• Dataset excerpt
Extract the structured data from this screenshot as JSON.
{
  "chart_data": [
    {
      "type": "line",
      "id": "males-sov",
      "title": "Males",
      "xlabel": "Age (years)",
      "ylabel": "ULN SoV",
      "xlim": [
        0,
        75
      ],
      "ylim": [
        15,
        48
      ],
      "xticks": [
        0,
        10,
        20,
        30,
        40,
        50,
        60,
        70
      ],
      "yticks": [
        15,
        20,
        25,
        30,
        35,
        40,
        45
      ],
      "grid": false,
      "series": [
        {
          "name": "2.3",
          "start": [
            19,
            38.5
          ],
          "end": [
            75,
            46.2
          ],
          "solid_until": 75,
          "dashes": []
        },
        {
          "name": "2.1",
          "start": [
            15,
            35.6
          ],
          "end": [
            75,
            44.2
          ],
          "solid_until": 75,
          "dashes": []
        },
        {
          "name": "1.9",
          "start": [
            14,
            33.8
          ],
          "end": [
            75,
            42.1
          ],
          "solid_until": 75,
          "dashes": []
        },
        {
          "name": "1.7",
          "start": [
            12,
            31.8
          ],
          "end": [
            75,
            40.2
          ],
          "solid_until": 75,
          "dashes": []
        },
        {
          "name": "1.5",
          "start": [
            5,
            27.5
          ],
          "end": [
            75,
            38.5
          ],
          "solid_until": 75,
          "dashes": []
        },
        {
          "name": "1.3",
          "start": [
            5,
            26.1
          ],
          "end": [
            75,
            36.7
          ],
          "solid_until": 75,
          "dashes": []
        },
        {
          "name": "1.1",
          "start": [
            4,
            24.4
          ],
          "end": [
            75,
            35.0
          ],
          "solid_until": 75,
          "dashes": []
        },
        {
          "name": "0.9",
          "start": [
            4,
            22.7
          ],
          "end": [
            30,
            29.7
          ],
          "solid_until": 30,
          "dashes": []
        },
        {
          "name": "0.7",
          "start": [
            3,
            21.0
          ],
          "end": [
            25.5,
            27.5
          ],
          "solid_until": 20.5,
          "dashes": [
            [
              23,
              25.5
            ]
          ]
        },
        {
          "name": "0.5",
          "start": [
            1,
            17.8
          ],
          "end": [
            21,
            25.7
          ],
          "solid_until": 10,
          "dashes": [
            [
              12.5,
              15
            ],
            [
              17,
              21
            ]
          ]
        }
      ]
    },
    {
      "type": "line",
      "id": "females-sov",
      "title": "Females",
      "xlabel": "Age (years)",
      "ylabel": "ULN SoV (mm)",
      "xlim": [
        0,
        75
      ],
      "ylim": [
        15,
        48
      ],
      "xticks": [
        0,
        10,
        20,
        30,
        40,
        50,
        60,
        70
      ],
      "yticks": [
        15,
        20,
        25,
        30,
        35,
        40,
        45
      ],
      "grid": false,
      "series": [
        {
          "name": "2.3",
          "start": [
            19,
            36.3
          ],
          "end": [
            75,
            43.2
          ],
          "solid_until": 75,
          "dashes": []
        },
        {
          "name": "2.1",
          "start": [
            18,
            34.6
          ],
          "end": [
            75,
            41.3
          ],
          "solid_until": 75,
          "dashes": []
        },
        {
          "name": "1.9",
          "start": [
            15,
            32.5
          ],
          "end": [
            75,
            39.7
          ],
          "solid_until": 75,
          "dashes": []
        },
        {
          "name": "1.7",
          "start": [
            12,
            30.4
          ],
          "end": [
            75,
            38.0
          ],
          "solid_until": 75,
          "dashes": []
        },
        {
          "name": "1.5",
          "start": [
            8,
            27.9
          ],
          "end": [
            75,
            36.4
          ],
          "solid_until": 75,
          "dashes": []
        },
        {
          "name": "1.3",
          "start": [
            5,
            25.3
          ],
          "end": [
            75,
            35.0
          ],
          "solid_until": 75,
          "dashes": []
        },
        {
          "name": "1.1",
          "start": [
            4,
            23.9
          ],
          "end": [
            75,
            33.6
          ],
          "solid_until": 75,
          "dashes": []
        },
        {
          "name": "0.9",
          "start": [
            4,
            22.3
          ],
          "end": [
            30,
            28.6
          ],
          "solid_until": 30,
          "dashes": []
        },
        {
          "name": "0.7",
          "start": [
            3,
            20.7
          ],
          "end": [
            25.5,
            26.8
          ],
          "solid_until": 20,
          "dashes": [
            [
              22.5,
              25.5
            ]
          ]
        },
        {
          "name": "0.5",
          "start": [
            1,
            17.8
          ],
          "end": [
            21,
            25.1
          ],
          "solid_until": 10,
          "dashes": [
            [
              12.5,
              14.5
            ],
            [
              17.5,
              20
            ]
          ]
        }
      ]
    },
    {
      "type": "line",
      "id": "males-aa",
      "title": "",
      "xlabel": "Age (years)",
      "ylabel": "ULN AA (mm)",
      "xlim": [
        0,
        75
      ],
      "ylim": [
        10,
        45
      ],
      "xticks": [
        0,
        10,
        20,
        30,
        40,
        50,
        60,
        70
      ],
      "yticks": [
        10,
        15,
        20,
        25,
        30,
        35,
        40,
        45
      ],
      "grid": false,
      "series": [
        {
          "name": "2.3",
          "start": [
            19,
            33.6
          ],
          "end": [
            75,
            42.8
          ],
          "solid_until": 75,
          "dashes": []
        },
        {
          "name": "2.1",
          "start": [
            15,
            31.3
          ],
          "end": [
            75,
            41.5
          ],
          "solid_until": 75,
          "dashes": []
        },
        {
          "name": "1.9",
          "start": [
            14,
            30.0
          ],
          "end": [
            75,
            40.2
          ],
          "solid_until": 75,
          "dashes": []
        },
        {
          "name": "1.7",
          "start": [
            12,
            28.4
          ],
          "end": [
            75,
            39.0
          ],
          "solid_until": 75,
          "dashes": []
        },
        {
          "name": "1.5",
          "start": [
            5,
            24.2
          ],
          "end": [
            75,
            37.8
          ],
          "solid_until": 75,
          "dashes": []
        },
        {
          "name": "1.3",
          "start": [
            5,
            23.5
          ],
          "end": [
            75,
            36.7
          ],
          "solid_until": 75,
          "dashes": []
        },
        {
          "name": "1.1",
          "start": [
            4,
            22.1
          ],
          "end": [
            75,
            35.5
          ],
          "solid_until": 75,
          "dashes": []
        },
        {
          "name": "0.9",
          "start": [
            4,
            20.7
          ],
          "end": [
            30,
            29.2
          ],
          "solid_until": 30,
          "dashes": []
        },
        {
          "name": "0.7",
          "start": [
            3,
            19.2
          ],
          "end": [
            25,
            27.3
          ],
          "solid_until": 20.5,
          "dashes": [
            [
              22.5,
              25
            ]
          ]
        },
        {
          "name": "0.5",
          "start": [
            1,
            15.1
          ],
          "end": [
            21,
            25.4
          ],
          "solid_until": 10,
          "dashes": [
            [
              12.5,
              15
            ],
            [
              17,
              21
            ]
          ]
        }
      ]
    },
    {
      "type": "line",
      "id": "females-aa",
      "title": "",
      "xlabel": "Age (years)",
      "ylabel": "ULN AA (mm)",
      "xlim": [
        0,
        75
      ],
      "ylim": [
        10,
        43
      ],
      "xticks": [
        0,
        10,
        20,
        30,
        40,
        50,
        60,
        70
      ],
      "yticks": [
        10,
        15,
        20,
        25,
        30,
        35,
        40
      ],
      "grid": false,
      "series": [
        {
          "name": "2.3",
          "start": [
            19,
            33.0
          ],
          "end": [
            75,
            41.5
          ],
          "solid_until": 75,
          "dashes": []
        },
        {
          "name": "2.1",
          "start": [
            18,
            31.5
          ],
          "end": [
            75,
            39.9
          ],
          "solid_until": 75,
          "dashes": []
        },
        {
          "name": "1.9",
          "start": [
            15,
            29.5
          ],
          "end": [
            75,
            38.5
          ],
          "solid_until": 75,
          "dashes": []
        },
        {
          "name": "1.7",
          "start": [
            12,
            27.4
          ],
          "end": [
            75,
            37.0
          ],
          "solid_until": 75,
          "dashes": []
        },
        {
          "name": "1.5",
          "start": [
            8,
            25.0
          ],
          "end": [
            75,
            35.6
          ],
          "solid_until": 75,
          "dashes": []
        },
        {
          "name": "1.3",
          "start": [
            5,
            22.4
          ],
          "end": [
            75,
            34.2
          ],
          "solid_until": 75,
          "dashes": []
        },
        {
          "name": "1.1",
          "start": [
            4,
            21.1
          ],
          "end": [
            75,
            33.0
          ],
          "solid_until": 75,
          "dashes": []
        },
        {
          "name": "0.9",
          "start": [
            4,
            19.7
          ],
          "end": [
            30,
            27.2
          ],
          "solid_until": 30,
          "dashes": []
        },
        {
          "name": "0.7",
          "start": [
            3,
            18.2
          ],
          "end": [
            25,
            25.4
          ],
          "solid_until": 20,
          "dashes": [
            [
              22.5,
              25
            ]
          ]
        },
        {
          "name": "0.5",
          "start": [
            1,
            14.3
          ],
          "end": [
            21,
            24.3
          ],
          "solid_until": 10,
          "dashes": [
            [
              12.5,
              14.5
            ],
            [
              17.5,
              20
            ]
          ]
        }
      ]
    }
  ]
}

• Exercise
Using the listing, copy every line where the word "title" shows up.

• Reply
      "title": "Males",
      "title": "Females",
      "title": "",
      "title": "",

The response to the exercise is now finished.